_Directions for this task_
Only the pictures are omitted; repeat all other data exactly.

_Information shown_
►

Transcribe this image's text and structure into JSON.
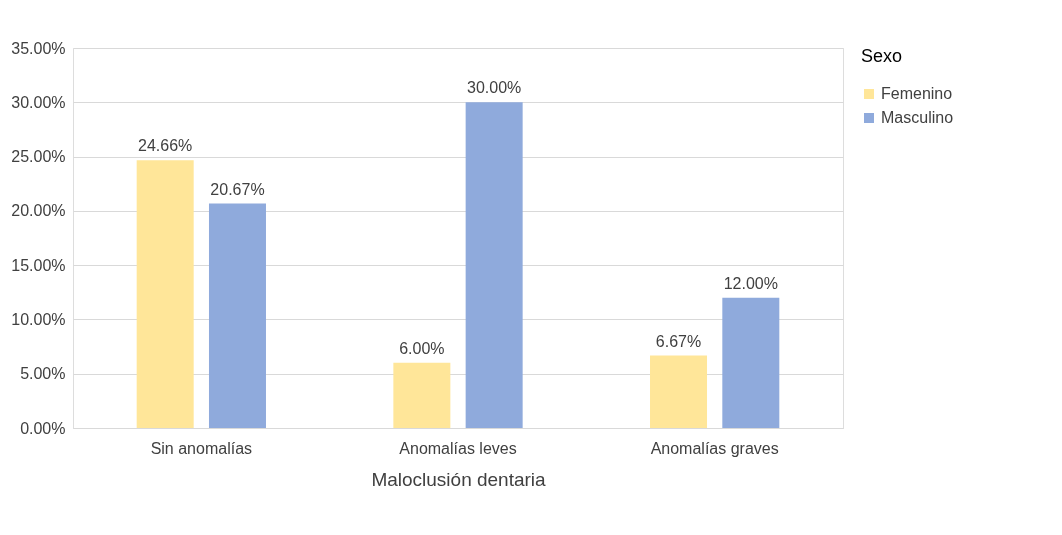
{
  "chart_data": {
    "type": "bar",
    "xlabel": "Maloclusión dentaria",
    "legend_title": "Sexo",
    "categories": [
      "Sin anomalías",
      "Anomalías leves",
      "Anomalías graves"
    ],
    "series": [
      {
        "name": "Femenino",
        "color": "#ffe699",
        "values": [
          24.66,
          6.0,
          6.67
        ],
        "value_labels": [
          "24.66%",
          "6.00%",
          "6.67%"
        ]
      },
      {
        "name": "Masculino",
        "color": "#8faadc",
        "values": [
          20.67,
          30.0,
          12.0
        ],
        "value_labels": [
          "20.67%",
          "30.00%",
          "12.00%"
        ]
      }
    ],
    "ylim": [
      0,
      35
    ],
    "yticks": [
      {
        "value": 0,
        "label": "0.00%"
      },
      {
        "value": 5,
        "label": "5.00%"
      },
      {
        "value": 10,
        "label": "10.00%"
      },
      {
        "value": 15,
        "label": "15.00%"
      },
      {
        "value": 20,
        "label": "20.00%"
      },
      {
        "value": 25,
        "label": "25.00%"
      },
      {
        "value": 30,
        "label": "30.00%"
      },
      {
        "value": 35,
        "label": "35.00%"
      }
    ],
    "grid": "y",
    "legend": "right"
  }
}
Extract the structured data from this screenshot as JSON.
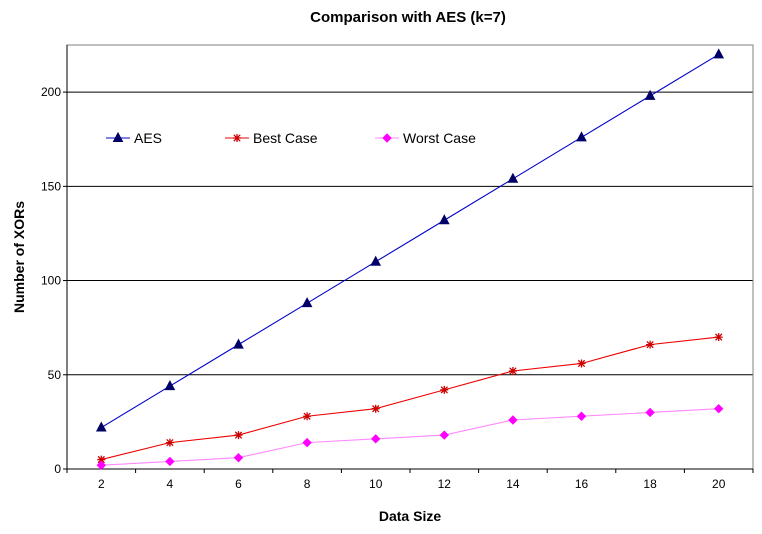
{
  "chart_data": {
    "type": "line",
    "title": "Comparison with AES (k=7)",
    "xlabel": "Data Size",
    "ylabel": "Number of XORs",
    "x": [
      2,
      4,
      6,
      8,
      10,
      12,
      14,
      16,
      18,
      20
    ],
    "xticks": [
      "2",
      "4",
      "6",
      "8",
      "10",
      "12",
      "14",
      "16",
      "18",
      "20"
    ],
    "ylim": [
      0,
      225
    ],
    "yticks": [
      "0",
      "50",
      "100",
      "150",
      "200"
    ],
    "ytick_values": [
      0,
      50,
      100,
      150,
      200
    ],
    "grid": "horizontal",
    "legend_position": "top-left",
    "series": [
      {
        "name": "AES",
        "color": "#0000cc",
        "marker": "triangle",
        "marker_color": "#000066",
        "values": [
          22,
          44,
          66,
          88,
          110,
          132,
          154,
          176,
          198,
          220
        ]
      },
      {
        "name": "Best Case",
        "color": "#ee0000",
        "marker": "asterisk",
        "marker_color": "#cc0000",
        "values": [
          5,
          14,
          18,
          28,
          32,
          42,
          52,
          56,
          66,
          70
        ]
      },
      {
        "name": "Worst Case",
        "color": "#ff88ff",
        "marker": "diamond",
        "marker_color": "#ff00ff",
        "values": [
          2,
          4,
          6,
          14,
          16,
          18,
          26,
          28,
          30,
          32
        ]
      }
    ]
  }
}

◄

_Problem solution_
Transcribe this image's text and structure into JSON.
{
  "chart_data": {
    "type": "bar",
    "xlabel": "Maloclusión dentaria",
    "legend_title": "Sexo",
    "categories": [
      "Sin anomalías",
      "Anomalías leves",
      "Anomalías graves"
    ],
    "series": [
      {
        "name": "Femenino",
        "color": "#ffe699",
        "values": [
          24.66,
          6.0,
          6.67
        ],
        "value_labels": [
          "24.66%",
          "6.00%",
          "6.67%"
        ]
      },
      {
        "name": "Masculino",
        "color": "#8faadc",
        "values": [
          20.67,
          30.0,
          12.0
        ],
        "value_labels": [
          "20.67%",
          "30.00%",
          "12.00%"
        ]
      }
    ],
    "ylim": [
      0,
      35
    ],
    "yticks": [
      {
        "value": 0,
        "label": "0.00%"
      },
      {
        "value": 5,
        "label": "5.00%"
      },
      {
        "value": 10,
        "label": "10.00%"
      },
      {
        "value": 15,
        "label": "15.00%"
      },
      {
        "value": 20,
        "label": "20.00%"
      },
      {
        "value": 25,
        "label": "25.00%"
      },
      {
        "value": 30,
        "label": "30.00%"
      },
      {
        "value": 35,
        "label": "35.00%"
      }
    ],
    "grid": "y",
    "legend": "right"
  }
}
Extract the structured data from this screenshot as JSON.
{
  "chart_data": {
    "type": "line",
    "title": "Comparison with AES (k=7)",
    "xlabel": "Data Size",
    "ylabel": "Number of XORs",
    "x": [
      2,
      4,
      6,
      8,
      10,
      12,
      14,
      16,
      18,
      20
    ],
    "xticks": [
      "2",
      "4",
      "6",
      "8",
      "10",
      "12",
      "14",
      "16",
      "18",
      "20"
    ],
    "ylim": [
      0,
      225
    ],
    "yticks": [
      "0",
      "50",
      "100",
      "150",
      "200"
    ],
    "ytick_values": [
      0,
      50,
      100,
      150,
      200
    ],
    "grid": "horizontal",
    "legend_position": "top-left",
    "series": [
      {
        "name": "AES",
        "color": "#0000cc",
        "marker": "triangle",
        "marker_color": "#000066",
        "values": [
          22,
          44,
          66,
          88,
          110,
          132,
          154,
          176,
          198,
          220
        ]
      },
      {
        "name": "Best Case",
        "color": "#ee0000",
        "marker": "asterisk",
        "marker_color": "#cc0000",
        "values": [
          5,
          14,
          18,
          28,
          32,
          42,
          52,
          56,
          66,
          70
        ]
      },
      {
        "name": "Worst Case",
        "color": "#ff88ff",
        "marker": "diamond",
        "marker_color": "#ff00ff",
        "values": [
          2,
          4,
          6,
          14,
          16,
          18,
          26,
          28,
          30,
          32
        ]
      }
    ]
  }
}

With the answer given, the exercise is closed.